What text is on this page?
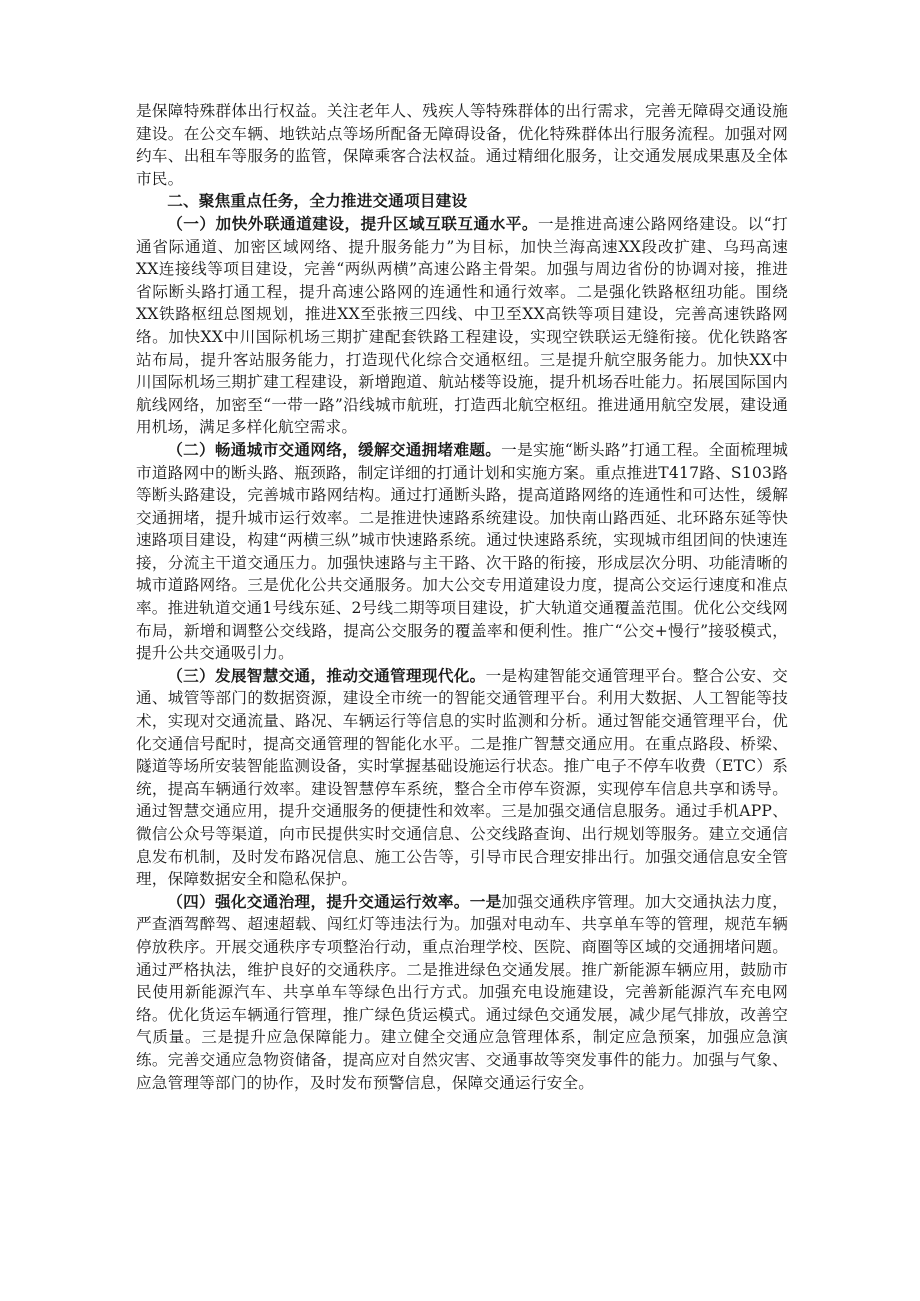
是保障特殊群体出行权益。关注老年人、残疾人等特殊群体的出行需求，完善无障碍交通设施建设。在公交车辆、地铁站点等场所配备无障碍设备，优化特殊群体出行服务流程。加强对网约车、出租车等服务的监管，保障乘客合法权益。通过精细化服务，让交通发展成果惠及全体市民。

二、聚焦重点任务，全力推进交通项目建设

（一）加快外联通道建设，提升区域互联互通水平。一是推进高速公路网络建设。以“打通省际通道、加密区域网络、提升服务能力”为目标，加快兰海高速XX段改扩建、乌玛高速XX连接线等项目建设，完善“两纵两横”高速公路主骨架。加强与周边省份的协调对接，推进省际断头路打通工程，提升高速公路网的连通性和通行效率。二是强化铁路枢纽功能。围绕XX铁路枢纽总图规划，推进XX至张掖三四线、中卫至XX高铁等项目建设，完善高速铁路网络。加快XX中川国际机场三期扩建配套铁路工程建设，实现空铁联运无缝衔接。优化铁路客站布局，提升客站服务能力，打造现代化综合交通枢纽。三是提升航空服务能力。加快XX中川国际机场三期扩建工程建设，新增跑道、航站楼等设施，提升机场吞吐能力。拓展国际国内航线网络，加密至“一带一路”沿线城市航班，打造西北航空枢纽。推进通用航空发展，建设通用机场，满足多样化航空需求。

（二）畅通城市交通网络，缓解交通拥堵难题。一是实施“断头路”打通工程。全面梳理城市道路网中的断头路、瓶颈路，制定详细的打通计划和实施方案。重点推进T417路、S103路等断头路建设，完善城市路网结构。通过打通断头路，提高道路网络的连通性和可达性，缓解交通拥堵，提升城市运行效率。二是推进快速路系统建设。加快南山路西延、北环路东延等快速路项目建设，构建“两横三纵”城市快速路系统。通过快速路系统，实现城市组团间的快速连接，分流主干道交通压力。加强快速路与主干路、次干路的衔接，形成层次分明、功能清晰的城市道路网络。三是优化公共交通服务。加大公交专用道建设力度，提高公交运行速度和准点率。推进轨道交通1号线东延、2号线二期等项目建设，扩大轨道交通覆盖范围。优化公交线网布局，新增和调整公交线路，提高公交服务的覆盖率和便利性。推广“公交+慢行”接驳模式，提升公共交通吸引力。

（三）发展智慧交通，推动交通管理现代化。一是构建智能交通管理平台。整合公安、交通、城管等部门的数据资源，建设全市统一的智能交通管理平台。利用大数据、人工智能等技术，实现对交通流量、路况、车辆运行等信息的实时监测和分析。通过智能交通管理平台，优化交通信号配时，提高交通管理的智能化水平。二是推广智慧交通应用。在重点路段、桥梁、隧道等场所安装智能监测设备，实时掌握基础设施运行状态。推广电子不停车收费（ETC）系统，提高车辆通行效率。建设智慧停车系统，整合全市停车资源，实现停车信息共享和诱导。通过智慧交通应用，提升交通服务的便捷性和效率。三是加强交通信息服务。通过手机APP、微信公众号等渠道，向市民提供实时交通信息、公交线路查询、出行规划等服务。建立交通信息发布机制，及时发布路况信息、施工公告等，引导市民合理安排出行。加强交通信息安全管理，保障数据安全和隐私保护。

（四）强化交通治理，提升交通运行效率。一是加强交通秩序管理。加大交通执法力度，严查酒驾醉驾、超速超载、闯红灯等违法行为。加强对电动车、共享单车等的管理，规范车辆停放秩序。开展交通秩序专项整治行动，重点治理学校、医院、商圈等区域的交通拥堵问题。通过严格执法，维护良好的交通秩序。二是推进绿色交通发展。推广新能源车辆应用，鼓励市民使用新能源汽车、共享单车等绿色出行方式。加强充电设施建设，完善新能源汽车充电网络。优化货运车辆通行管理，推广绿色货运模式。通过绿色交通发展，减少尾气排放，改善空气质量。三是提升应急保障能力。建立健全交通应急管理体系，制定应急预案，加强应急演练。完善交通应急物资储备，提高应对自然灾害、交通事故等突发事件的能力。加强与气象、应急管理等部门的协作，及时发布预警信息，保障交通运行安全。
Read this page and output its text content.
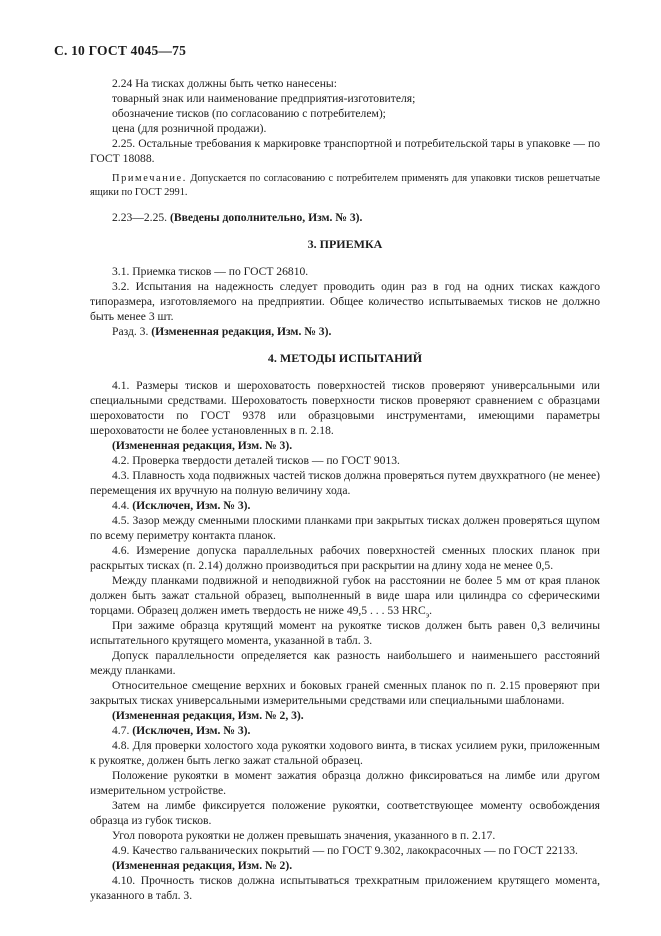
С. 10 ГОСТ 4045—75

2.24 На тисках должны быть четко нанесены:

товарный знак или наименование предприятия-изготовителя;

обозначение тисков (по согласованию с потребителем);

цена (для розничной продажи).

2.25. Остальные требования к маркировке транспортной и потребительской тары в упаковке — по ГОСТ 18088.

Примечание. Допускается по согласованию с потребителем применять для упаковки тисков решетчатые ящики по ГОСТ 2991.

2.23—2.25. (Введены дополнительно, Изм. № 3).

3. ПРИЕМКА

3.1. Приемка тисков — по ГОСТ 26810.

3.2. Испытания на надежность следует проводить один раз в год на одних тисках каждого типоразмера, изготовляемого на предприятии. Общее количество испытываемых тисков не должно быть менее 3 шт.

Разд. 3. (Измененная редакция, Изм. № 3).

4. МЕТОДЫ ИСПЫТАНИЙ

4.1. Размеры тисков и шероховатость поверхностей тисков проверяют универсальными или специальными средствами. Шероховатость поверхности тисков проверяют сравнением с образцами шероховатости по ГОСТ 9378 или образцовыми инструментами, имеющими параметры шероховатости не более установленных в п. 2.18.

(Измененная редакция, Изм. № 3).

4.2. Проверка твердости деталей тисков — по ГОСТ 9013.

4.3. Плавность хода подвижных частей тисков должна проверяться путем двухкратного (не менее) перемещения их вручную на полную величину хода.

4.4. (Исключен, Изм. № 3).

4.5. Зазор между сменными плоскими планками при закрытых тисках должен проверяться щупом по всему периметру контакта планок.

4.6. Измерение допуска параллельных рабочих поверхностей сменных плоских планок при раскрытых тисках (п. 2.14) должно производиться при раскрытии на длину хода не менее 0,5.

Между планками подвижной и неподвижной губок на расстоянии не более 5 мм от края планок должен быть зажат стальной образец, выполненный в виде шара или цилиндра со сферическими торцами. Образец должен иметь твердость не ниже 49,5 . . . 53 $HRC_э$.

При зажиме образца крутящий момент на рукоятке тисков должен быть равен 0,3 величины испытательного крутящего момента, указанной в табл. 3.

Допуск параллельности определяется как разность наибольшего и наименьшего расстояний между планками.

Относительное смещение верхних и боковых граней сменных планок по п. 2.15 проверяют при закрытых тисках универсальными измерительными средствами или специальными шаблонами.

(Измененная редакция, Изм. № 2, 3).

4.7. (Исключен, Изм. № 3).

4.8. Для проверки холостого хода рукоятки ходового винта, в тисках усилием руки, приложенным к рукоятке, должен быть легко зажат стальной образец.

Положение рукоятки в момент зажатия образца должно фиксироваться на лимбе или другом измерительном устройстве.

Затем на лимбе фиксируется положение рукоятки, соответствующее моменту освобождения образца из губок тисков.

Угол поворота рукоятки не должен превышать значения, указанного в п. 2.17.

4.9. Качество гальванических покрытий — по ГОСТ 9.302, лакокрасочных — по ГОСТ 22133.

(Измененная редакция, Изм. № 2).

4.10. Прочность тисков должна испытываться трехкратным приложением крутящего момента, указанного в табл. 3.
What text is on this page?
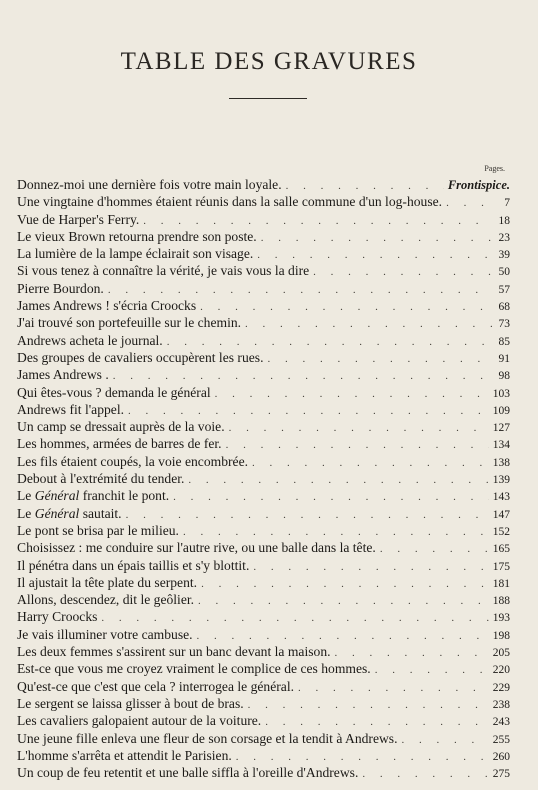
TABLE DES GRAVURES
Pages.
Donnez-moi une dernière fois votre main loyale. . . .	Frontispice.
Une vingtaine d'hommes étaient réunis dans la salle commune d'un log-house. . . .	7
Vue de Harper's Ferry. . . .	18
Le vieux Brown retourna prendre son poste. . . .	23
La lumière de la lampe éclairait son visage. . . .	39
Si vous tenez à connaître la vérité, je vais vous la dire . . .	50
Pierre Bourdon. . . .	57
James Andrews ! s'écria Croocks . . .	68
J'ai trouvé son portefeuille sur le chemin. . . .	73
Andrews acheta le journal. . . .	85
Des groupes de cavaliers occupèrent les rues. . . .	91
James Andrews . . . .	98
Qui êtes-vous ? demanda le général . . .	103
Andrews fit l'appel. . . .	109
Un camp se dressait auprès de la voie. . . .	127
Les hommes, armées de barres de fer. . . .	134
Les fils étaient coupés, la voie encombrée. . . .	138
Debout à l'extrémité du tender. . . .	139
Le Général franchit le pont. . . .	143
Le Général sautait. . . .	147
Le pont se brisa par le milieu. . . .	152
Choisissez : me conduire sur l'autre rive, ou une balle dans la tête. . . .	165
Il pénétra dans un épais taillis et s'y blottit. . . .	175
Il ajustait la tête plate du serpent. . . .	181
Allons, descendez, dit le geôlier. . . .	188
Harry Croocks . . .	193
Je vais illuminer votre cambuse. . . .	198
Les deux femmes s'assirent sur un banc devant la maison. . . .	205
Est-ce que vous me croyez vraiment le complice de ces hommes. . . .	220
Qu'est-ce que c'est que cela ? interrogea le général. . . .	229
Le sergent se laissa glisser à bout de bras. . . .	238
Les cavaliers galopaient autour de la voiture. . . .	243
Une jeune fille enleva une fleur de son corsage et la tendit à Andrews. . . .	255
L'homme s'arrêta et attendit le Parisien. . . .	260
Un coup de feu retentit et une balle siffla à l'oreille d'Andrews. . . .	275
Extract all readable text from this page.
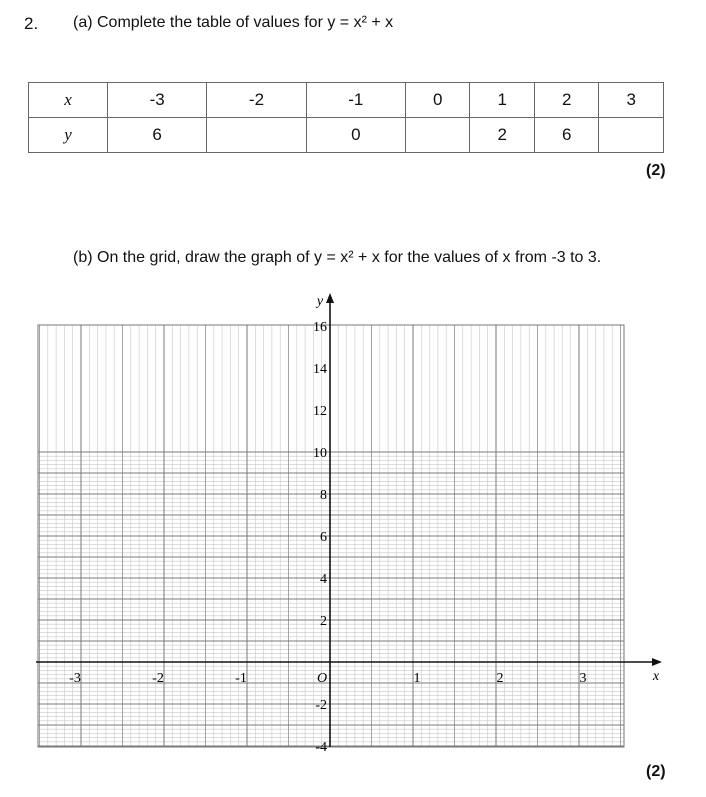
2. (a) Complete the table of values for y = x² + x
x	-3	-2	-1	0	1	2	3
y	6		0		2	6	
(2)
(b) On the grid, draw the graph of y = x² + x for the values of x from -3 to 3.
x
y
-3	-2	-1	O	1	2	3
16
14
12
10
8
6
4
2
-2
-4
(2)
* * * * *
Pick out, from the lines above, every one that contains the string "согласованию".

обозначение тисков (по согласованию с потребителем);
Примечание. Допускается по согласованию с потребителем применять для упаковки тисков решетчатые ящики по ГОСТ 2991.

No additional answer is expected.